*Exercise requirements:*
Determine which lines of the records include the word "فايزة", and copy them.
=== Input data ===
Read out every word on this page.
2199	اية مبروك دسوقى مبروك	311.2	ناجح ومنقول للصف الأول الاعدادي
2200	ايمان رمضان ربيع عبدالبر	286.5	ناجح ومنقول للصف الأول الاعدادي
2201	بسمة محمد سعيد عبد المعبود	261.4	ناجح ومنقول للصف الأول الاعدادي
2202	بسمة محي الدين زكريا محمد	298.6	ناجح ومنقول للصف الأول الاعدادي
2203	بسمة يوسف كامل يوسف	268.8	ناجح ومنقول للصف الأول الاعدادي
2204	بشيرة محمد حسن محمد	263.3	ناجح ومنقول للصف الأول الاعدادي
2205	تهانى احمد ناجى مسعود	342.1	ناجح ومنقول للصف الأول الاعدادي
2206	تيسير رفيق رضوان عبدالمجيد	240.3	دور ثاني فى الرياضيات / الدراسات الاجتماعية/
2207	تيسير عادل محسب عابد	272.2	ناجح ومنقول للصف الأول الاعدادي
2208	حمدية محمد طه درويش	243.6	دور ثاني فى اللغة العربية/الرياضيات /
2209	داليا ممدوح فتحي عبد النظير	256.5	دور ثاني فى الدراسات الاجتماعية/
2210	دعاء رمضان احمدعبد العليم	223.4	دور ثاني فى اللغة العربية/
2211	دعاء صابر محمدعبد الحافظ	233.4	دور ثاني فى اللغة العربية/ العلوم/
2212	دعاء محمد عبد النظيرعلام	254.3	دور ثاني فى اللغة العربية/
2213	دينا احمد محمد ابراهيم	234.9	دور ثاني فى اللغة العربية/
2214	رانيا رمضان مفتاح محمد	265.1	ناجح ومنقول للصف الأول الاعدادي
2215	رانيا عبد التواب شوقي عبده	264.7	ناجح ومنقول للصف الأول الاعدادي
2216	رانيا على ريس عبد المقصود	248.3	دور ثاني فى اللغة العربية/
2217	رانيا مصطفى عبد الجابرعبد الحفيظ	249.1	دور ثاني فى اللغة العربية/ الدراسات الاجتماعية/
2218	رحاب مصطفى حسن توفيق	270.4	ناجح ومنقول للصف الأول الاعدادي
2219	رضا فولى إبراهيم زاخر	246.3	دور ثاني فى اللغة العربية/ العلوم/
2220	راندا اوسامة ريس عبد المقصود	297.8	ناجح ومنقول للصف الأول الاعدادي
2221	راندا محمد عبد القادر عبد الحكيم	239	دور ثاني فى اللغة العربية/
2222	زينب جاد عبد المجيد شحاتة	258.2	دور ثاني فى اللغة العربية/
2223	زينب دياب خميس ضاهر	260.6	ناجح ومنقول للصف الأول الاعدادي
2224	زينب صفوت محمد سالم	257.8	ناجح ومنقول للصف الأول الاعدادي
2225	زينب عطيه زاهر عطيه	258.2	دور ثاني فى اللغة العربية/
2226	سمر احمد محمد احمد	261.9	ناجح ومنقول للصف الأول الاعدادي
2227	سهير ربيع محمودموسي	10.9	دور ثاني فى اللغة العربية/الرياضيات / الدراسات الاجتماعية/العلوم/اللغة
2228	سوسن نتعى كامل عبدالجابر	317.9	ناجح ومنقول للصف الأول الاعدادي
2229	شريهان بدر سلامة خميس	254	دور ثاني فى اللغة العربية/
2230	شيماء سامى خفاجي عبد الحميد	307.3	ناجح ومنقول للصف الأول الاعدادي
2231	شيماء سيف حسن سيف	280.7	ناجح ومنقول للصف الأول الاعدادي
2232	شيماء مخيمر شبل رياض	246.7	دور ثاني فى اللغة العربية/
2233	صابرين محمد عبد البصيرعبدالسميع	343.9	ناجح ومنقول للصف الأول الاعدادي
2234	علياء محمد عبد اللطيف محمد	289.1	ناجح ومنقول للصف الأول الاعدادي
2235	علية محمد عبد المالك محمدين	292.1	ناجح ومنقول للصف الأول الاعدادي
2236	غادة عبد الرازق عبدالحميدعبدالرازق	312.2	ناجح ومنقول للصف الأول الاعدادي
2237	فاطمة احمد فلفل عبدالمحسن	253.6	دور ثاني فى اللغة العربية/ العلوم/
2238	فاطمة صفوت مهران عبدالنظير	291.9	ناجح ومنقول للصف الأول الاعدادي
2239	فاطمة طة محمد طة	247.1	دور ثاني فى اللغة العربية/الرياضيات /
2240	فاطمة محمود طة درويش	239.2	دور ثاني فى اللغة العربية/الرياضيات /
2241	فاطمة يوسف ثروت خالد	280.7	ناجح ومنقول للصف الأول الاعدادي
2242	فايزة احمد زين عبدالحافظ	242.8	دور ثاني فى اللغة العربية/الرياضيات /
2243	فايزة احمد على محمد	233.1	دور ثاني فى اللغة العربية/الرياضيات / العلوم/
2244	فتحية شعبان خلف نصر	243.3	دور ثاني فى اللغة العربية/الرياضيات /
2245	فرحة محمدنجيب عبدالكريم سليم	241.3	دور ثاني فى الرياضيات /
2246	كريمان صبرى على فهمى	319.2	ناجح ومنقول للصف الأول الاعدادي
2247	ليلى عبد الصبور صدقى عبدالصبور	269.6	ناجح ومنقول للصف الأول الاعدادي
===
*Task solution:*
2242	فايزة احمد زين عبدالحافظ	242.8	دور ثاني فى اللغة العربية/الرياضيات /
2243	فايزة احمد على محمد	233.1	دور ثاني فى اللغة العربية/الرياضيات / العلوم/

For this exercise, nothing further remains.